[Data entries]
+++

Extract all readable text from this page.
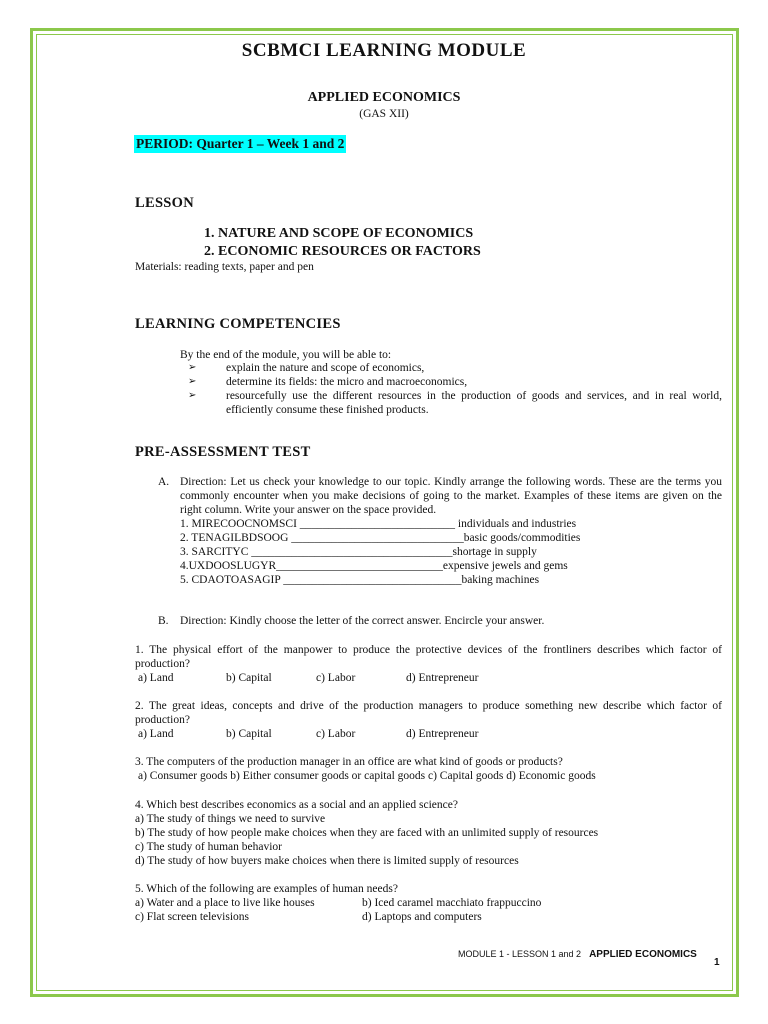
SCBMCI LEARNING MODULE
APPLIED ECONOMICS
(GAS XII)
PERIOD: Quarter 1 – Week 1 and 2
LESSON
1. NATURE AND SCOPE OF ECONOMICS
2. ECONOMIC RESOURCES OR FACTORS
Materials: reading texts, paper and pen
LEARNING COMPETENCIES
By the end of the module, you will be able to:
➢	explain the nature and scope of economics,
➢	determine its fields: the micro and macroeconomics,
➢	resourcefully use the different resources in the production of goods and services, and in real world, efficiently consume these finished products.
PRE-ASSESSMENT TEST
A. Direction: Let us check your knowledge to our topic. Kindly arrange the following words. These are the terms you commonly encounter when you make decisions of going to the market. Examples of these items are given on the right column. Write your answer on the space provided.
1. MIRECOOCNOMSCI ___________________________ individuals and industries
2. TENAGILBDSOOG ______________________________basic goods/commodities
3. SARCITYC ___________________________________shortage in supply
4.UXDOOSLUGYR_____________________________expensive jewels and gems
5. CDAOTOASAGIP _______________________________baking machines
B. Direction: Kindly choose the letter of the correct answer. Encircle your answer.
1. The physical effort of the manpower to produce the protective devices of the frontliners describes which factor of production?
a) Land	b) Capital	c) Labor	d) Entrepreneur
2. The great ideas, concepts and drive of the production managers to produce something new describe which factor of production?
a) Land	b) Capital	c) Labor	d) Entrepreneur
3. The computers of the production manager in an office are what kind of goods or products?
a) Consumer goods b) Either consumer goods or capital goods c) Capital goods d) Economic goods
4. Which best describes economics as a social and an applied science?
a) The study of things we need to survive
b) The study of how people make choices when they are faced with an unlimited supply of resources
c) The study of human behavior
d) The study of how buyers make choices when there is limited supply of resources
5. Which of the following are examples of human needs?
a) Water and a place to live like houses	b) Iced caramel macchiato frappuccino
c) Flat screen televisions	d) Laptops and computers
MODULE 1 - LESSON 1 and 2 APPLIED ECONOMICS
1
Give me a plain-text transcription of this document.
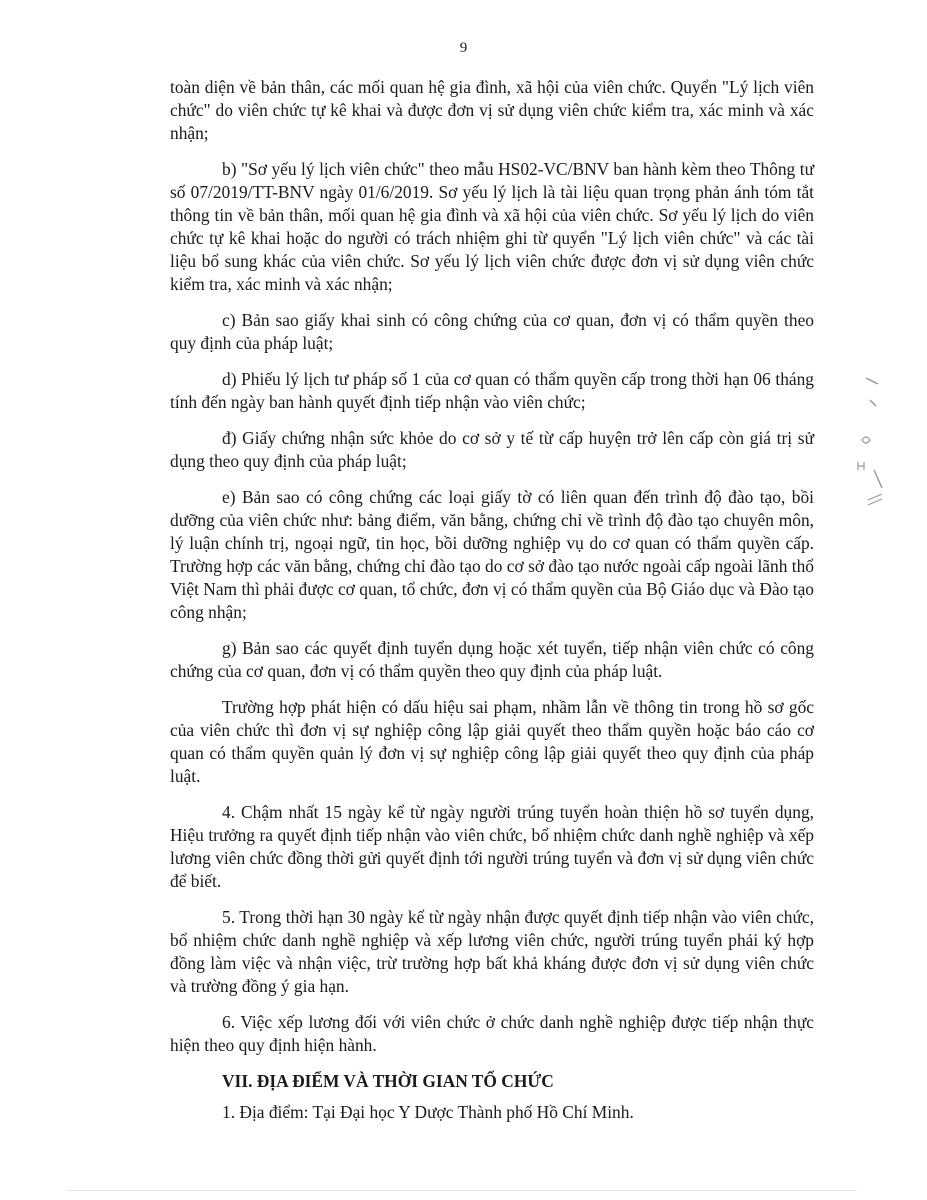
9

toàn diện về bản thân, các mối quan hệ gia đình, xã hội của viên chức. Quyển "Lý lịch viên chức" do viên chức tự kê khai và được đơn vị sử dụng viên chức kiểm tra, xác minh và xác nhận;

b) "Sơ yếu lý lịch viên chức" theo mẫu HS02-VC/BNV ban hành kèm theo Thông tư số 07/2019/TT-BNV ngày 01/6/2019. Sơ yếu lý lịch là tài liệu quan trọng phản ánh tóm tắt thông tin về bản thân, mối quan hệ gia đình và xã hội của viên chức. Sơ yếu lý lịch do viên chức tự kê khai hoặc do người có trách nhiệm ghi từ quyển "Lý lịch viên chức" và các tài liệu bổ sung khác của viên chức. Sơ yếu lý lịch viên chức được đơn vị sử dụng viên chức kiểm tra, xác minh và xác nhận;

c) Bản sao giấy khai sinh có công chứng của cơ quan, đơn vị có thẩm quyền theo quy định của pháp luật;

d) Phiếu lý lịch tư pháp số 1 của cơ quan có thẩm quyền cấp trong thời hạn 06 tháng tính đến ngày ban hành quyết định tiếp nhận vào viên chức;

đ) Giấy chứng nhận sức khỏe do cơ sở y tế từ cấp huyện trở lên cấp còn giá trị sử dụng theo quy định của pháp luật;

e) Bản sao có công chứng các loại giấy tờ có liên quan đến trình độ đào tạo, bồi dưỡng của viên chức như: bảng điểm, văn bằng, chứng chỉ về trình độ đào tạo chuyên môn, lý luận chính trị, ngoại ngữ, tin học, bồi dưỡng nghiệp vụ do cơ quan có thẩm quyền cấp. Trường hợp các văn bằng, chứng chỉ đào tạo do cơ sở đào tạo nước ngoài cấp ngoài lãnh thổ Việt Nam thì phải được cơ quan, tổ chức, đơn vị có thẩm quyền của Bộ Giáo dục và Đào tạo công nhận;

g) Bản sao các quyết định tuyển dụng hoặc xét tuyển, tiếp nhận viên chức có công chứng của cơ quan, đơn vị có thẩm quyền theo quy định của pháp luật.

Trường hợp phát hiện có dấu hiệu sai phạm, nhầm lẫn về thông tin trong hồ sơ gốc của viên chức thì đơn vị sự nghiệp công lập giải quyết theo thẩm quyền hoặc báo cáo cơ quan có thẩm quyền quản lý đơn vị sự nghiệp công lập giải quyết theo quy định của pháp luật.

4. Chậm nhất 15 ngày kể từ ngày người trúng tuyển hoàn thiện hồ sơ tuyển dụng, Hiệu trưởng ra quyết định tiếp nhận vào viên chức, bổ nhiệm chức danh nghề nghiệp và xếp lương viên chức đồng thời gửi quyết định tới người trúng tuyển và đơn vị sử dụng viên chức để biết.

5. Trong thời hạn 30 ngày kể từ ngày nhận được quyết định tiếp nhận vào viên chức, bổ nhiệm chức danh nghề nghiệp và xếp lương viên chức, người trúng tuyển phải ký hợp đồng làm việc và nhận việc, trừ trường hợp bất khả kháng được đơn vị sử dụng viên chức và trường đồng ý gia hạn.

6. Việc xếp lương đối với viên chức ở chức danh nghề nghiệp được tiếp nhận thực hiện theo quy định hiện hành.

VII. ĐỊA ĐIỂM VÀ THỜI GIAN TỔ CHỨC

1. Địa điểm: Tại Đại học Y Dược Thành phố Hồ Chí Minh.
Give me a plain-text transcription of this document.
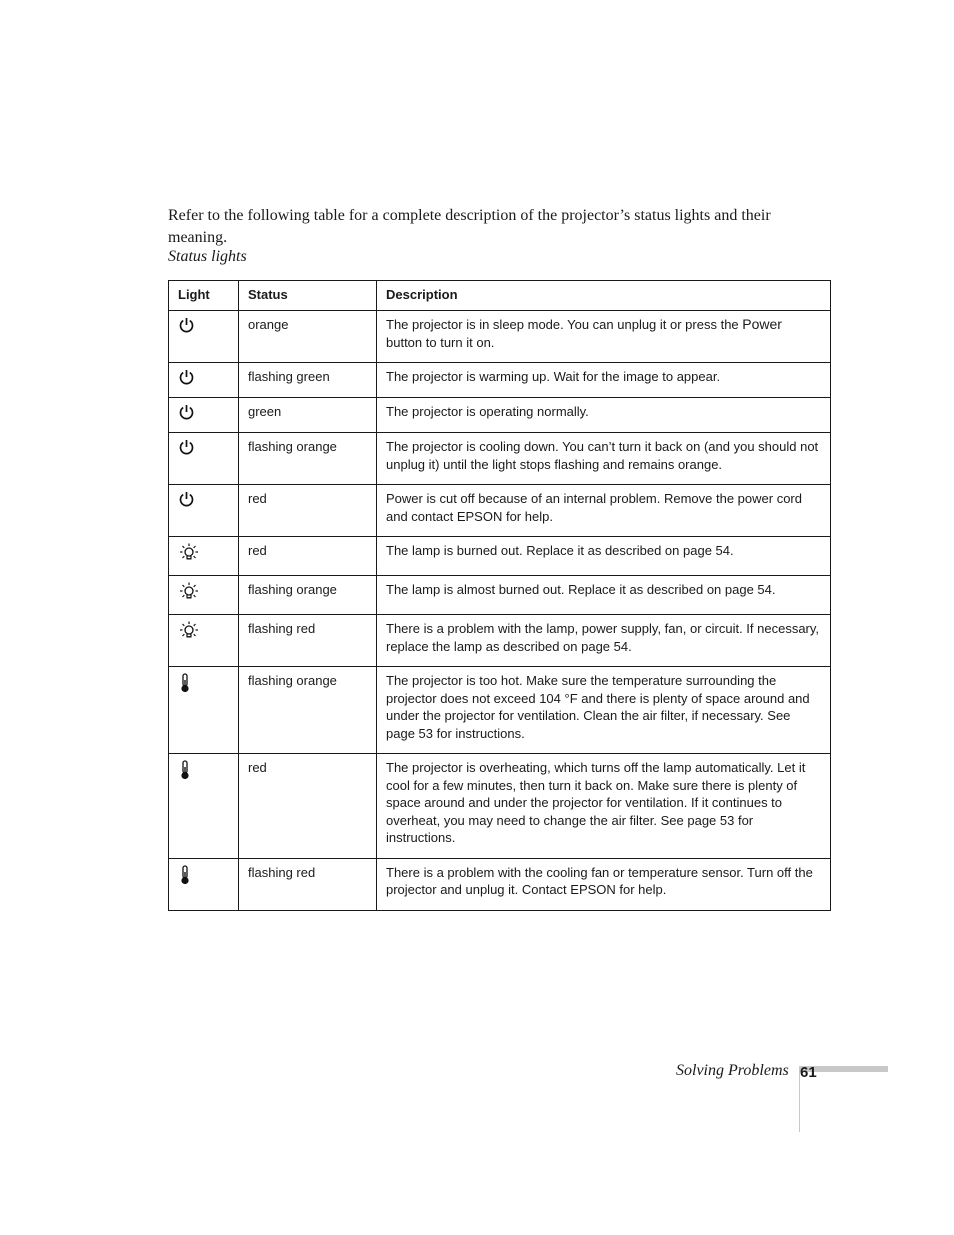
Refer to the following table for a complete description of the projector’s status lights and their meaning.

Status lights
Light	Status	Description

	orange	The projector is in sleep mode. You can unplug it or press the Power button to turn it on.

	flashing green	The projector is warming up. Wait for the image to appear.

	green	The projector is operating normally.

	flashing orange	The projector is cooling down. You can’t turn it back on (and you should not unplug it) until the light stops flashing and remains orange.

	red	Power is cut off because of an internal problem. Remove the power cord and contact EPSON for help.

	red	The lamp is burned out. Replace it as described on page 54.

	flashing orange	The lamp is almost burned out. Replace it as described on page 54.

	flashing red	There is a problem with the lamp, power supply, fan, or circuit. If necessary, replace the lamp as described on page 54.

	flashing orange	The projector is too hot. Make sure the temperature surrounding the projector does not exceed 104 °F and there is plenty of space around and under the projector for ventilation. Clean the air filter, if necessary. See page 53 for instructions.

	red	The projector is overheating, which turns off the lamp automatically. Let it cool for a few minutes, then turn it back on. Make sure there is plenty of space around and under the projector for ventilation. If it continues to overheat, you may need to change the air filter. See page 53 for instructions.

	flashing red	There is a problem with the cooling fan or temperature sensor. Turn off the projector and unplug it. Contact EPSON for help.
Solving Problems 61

+++

Problem details →
Gather each line of the listing containing the word "page" and show it.

Exercise response →
Extract all readable text from this page.
	red	The lamp is burned out. Replace it as described on page 54.
	flashing orange	The lamp is almost burned out. Replace it as described on page 54.
	flashing red	There is a problem with the lamp, power supply, fan, or circuit. If necessary, replace the lamp as described on page 54.
	flashing orange	The projector is too hot. Make sure the temperature surrounding the projector does not exceed 104 °F and there is plenty of space around and under the projector for ventilation. Clean the air filter, if necessary. See page 53 for instructions.
	red	The projector is overheating, which turns off the lamp automatically. Let it cool for a few minutes, then turn it back on. Make sure there is plenty of space around and under the projector for ventilation. If it continues to overheat, you may need to change the air filter. See page 53 for instructions.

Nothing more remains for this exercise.